— DIRECTIVE —
State how many lines include "戏的表述", giving the number by itself.

(Records)
## Begin

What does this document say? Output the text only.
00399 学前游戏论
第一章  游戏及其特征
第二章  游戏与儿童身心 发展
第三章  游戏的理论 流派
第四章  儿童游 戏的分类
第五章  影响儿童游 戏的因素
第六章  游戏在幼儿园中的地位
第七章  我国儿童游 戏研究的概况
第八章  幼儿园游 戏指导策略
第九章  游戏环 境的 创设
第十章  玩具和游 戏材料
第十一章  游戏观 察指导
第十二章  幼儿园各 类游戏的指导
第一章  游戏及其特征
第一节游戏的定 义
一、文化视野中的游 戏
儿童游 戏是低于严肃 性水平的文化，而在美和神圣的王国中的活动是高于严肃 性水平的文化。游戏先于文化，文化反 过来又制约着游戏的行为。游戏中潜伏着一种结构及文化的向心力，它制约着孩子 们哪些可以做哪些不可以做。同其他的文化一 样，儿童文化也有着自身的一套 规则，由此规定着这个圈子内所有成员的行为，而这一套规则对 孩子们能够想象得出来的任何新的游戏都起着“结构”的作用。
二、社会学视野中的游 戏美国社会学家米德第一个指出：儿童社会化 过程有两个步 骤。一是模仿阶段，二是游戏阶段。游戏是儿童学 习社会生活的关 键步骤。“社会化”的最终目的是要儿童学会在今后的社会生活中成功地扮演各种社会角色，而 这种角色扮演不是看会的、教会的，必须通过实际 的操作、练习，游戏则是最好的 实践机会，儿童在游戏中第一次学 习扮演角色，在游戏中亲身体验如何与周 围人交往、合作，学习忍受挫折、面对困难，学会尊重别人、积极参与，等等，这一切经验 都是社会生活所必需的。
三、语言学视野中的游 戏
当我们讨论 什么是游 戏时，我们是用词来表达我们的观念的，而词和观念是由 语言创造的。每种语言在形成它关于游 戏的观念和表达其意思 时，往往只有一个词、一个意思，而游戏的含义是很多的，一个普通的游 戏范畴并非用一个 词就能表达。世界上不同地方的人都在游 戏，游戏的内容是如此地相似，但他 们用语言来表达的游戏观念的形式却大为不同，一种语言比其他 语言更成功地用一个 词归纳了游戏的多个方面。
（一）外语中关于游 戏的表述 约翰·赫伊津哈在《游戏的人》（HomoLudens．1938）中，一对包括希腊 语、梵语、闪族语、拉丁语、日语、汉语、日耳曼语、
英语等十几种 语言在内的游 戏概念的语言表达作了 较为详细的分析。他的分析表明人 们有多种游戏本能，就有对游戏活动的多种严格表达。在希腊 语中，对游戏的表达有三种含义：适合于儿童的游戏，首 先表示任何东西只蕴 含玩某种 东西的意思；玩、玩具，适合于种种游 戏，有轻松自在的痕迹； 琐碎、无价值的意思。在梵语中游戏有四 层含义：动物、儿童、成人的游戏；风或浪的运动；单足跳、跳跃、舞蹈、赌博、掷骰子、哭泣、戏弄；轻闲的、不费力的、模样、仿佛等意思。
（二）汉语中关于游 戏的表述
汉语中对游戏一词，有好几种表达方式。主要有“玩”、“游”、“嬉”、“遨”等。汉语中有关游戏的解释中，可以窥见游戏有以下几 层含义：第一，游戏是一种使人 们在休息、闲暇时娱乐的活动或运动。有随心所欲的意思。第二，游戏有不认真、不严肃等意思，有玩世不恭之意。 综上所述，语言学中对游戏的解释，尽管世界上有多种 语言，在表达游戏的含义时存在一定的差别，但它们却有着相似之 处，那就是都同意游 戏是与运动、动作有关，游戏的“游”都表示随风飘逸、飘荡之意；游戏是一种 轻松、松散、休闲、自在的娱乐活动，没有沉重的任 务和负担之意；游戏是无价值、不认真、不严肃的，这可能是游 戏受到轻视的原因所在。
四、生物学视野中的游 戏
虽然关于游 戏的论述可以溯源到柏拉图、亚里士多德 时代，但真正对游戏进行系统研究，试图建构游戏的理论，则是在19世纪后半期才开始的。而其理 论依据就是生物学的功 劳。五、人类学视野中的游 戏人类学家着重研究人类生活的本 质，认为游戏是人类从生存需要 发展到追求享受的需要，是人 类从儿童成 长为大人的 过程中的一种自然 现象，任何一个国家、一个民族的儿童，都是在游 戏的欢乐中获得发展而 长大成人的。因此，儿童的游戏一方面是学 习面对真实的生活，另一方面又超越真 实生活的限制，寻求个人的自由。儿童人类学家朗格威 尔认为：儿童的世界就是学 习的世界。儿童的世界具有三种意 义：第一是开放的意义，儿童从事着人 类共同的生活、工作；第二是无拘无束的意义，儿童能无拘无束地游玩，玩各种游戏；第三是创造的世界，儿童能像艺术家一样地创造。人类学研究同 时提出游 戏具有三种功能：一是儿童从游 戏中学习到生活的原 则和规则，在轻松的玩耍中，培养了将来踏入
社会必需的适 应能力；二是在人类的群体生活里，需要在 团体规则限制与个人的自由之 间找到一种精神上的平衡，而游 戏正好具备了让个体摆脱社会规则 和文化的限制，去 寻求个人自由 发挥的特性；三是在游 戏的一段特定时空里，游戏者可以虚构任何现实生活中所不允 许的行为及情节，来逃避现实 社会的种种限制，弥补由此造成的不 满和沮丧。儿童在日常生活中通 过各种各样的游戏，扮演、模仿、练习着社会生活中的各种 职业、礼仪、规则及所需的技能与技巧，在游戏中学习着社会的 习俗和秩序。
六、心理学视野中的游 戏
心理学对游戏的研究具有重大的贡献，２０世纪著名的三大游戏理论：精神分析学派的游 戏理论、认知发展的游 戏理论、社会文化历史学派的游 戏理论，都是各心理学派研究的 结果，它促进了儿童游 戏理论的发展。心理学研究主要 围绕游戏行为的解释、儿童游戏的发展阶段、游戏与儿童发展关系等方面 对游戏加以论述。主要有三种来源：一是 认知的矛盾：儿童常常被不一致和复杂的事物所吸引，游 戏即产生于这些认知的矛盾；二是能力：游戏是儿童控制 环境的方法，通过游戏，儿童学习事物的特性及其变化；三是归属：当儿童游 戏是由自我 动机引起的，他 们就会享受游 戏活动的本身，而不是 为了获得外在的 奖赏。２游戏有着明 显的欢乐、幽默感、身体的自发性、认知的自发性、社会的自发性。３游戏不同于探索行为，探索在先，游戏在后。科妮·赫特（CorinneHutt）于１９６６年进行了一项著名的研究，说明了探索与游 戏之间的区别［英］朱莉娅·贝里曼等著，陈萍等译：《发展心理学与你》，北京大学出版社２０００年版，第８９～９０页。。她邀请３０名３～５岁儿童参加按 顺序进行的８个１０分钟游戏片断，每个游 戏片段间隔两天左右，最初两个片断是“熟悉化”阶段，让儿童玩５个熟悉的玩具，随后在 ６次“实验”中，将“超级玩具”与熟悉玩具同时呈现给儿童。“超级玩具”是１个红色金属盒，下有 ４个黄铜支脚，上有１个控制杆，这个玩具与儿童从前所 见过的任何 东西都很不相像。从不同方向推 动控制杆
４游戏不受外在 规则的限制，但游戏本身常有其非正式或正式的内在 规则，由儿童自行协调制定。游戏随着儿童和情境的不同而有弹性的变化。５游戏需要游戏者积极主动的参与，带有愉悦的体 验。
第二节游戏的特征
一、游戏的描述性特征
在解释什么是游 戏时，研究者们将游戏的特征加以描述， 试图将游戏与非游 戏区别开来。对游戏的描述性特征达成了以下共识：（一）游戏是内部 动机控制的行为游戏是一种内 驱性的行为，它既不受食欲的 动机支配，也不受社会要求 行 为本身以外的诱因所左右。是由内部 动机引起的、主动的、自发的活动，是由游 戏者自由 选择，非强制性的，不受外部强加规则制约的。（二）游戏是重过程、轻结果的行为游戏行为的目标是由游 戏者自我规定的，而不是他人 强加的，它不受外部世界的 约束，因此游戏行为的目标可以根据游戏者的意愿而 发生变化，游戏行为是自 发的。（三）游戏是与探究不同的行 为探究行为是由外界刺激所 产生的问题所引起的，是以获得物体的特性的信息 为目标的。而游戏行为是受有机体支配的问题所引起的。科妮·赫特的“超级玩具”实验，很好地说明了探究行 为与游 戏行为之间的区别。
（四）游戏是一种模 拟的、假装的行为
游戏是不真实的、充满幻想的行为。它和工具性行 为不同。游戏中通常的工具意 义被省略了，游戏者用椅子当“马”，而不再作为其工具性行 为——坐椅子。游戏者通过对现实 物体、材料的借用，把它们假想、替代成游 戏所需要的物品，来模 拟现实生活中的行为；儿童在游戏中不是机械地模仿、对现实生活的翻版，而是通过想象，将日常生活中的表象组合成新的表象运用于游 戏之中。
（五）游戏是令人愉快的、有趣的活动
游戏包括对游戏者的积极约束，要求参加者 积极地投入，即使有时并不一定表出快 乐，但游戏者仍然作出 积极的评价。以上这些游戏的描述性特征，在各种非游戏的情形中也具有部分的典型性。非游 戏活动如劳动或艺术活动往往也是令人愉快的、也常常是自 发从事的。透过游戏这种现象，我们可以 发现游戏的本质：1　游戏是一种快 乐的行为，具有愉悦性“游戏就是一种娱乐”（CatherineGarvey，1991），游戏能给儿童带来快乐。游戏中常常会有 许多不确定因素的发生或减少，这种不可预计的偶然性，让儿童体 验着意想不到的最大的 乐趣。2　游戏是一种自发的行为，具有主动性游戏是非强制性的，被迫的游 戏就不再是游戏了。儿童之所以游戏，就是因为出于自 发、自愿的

## End

— EXERCISE SOLUTION —
2